Reproduce, unchanged, the stretch of items from the first line through the line containing "svg-text:13: 13: [260, 967, 273, 979]", with both ends included.

**EXCERPTED RECORDS:**
______
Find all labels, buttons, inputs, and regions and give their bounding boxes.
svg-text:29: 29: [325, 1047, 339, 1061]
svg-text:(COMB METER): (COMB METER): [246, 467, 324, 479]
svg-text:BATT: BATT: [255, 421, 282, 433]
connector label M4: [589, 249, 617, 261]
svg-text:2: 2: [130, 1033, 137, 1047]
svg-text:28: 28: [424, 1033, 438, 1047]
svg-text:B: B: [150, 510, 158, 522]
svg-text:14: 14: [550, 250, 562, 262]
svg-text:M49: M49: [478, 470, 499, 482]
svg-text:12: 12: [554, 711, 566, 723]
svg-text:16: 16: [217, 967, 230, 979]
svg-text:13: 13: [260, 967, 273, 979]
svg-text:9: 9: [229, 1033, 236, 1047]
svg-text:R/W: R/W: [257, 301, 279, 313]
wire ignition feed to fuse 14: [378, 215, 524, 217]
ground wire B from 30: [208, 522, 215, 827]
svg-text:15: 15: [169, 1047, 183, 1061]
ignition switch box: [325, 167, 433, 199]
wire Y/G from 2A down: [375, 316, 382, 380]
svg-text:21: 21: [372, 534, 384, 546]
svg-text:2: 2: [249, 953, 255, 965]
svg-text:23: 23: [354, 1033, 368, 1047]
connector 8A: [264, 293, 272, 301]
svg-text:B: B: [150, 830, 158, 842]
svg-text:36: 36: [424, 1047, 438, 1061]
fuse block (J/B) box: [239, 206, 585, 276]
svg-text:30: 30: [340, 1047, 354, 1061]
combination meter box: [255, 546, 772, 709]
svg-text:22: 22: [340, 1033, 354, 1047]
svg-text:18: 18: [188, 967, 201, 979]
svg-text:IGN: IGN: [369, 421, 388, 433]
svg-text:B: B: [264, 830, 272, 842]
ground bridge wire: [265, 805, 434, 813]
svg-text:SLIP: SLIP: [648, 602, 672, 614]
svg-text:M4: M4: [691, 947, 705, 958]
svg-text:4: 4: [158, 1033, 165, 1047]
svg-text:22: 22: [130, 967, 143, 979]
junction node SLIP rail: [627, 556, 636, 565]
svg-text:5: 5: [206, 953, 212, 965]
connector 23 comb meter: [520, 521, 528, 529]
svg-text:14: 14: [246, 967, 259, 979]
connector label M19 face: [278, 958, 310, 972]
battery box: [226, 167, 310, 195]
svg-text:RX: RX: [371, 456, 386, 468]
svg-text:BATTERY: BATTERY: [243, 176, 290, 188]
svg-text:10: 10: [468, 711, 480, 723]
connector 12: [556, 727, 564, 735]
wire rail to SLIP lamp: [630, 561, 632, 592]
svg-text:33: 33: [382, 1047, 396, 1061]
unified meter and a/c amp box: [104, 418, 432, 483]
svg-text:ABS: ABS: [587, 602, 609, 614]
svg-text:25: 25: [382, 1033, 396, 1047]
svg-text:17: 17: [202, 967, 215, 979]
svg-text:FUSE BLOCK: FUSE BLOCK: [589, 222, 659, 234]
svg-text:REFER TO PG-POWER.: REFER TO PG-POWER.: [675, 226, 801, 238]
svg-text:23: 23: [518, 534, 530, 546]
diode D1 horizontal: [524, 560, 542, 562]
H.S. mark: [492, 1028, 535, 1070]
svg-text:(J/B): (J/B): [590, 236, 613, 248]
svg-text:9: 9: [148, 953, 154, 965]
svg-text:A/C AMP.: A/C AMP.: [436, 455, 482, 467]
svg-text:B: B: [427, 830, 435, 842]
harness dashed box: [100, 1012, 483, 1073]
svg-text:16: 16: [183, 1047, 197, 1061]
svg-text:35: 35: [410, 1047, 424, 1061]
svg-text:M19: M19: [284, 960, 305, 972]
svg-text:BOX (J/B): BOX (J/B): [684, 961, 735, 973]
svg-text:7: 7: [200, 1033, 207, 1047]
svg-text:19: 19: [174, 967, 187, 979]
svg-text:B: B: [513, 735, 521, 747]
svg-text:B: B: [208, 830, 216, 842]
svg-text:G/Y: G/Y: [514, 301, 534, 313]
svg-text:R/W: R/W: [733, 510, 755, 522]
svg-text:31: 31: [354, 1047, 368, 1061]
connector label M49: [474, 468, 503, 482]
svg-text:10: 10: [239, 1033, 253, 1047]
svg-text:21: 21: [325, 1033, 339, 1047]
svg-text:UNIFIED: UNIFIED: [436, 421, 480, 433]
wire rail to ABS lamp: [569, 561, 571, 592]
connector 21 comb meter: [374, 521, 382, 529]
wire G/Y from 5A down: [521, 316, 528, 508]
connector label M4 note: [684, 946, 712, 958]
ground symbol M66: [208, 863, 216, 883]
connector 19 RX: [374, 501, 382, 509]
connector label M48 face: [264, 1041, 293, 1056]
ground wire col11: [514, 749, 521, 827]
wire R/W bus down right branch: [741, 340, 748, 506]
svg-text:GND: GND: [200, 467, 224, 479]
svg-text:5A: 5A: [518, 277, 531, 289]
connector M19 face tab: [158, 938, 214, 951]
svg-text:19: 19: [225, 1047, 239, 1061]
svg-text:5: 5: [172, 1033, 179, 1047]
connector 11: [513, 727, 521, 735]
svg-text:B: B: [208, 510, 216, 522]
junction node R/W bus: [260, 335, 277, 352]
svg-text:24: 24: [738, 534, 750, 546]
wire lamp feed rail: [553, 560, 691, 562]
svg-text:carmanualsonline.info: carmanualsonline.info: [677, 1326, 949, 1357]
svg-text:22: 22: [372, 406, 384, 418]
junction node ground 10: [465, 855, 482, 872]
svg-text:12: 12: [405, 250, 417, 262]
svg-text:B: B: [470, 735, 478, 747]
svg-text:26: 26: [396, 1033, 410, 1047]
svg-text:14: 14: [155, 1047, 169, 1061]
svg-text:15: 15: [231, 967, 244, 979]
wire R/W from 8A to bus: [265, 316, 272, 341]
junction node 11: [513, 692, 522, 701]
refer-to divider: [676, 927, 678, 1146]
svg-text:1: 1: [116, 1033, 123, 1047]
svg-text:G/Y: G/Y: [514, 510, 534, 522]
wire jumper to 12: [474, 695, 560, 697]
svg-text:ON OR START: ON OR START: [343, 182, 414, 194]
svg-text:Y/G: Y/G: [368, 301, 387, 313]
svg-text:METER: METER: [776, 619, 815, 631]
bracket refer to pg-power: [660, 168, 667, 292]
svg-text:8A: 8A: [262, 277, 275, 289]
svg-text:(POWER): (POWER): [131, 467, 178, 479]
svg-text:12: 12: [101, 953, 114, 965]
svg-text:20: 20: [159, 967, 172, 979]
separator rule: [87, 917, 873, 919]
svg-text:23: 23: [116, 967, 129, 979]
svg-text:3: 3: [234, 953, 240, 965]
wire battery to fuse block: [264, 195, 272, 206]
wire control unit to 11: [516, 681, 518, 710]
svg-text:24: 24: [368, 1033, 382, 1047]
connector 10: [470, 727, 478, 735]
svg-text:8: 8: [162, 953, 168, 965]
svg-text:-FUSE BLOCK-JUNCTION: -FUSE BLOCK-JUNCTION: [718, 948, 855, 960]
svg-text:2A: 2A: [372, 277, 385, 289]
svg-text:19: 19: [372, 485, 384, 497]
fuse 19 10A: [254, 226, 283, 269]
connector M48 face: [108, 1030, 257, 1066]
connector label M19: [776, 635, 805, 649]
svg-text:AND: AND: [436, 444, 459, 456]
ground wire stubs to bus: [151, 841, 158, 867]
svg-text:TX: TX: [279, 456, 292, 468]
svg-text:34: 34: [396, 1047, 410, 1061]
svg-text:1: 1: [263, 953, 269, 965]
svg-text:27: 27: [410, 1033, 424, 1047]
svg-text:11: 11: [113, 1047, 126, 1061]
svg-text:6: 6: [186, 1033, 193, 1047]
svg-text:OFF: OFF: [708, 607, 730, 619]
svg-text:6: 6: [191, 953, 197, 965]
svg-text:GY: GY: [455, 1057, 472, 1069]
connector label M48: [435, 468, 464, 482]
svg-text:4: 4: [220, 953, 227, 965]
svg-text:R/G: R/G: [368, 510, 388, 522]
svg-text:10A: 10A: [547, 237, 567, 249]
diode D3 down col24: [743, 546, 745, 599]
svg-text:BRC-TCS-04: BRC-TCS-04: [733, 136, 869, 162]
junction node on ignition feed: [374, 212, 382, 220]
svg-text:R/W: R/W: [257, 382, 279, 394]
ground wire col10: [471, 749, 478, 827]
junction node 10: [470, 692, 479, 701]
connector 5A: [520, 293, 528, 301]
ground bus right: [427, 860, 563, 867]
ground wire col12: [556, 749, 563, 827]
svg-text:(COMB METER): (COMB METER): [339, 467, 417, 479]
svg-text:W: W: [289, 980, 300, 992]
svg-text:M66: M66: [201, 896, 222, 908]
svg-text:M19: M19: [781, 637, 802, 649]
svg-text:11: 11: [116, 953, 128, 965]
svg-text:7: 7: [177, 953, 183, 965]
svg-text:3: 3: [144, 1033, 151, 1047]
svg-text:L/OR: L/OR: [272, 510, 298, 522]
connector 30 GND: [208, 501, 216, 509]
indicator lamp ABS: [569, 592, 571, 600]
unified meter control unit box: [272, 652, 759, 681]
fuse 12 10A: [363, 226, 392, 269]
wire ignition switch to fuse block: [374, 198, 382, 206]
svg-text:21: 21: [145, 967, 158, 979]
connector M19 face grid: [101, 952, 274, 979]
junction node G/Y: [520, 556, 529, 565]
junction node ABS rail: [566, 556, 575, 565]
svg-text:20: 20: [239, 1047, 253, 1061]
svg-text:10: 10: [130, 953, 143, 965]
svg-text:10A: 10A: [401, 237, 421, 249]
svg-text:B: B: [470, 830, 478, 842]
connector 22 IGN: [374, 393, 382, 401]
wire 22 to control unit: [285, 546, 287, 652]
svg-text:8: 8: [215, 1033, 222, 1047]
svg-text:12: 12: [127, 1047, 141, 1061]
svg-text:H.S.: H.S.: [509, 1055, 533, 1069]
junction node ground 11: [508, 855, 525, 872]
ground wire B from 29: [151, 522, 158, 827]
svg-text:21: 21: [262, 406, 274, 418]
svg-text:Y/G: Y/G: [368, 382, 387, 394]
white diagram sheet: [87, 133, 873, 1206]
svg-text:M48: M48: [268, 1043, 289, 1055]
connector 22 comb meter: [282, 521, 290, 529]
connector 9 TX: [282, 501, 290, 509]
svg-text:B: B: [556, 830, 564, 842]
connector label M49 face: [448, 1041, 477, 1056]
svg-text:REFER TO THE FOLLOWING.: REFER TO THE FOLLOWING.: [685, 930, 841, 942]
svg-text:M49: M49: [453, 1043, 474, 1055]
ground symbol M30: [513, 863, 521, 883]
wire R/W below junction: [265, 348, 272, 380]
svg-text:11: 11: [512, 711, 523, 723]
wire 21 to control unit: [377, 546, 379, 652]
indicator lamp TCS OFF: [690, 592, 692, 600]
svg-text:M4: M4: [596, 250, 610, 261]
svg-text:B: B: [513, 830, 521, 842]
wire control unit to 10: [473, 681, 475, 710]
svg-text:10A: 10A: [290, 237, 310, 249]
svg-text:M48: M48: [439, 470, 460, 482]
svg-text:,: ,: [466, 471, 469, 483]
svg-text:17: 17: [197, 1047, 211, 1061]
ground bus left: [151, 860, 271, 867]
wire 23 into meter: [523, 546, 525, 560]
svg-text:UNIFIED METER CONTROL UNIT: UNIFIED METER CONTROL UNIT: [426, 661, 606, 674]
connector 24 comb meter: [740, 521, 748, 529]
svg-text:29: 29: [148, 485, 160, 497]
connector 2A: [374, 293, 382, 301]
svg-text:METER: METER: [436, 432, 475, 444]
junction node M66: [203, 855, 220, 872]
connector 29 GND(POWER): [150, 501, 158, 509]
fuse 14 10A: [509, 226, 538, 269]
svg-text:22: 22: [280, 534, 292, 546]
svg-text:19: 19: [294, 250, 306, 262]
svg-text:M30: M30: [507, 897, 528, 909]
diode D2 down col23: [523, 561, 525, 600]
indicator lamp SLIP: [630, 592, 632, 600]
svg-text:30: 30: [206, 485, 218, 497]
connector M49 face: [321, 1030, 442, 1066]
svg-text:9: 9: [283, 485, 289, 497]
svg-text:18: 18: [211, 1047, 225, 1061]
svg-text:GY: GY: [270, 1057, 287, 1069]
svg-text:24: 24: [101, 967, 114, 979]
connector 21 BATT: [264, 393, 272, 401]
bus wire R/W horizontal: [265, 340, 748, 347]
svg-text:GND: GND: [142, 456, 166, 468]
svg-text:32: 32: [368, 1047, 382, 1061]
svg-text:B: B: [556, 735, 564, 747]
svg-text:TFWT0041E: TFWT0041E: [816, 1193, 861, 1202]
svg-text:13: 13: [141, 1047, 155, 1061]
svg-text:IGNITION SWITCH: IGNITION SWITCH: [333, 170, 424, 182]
______
**OUTPUT FOR THIS EXERCISE:**
Find all labels, buttons, inputs, and regions and give their bounding boxes.
svg-text:29: 29: [325, 1047, 339, 1061]
svg-text:(COMB METER): (COMB METER): [246, 467, 324, 479]
svg-text:BATT: BATT: [255, 421, 282, 433]
connector label M4: [589, 249, 617, 261]
svg-text:2: 2: [130, 1033, 137, 1047]
svg-text:28: 28: [424, 1033, 438, 1047]
svg-text:B: B: [150, 510, 158, 522]
svg-text:14: 14: [550, 250, 562, 262]
svg-text:M49: M49: [478, 470, 499, 482]
svg-text:12: 12: [554, 711, 566, 723]
svg-text:16: 16: [217, 967, 230, 979]
svg-text:13: 13: [260, 967, 273, 979]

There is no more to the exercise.